* What the exercise asks
Give every line below again, exactly.

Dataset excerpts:
※

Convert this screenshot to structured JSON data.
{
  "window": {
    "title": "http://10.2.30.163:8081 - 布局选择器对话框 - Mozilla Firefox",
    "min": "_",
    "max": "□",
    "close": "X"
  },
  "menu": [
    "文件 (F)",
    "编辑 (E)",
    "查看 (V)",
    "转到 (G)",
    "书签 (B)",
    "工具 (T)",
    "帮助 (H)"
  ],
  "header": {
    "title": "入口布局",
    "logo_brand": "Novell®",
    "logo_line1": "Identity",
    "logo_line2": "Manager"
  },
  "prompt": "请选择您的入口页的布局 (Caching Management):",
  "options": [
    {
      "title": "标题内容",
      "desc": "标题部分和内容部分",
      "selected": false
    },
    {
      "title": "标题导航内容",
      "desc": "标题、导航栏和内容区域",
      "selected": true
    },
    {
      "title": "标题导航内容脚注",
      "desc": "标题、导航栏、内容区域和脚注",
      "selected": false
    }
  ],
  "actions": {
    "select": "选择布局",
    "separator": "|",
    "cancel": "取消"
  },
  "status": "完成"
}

※

* Exercise solution
Convert this screenshot to structured JSON data.
{
  "window": {
    "title": "http://10.2.30.163:8081 - 布局选择器对话框 - Mozilla Firefox",
    "min": "_",
    "max": "□",
    "close": "X"
  },
  "menu": [
    "文件 (F)",
    "编辑 (E)",
    "查看 (V)",
    "转到 (G)",
    "书签 (B)",
    "工具 (T)",
    "帮助 (H)"
  ],
  "header": {
    "title": "入口布局",
    "logo_brand": "Novell®",
    "logo_line1": "Identity",
    "logo_line2": "Manager"
  },
  "prompt": "请选择您的入口页的布局 (Caching Management):",
  "options": [
    {
      "title": "标题内容",
      "desc": "标题部分和内容部分",
      "selected": false
    },
    {
      "title": "标题导航内容",
      "desc": "标题、导航栏和内容区域",
      "selected": true
    },
    {
      "title": "标题导航内容脚注",
      "desc": "标题、导航栏、内容区域和脚注",
      "selected": false
    }
  ],
  "actions": {
    "select": "选择布局",
    "separator": "|",
    "cancel": "取消"
  },
  "status": "完成"
}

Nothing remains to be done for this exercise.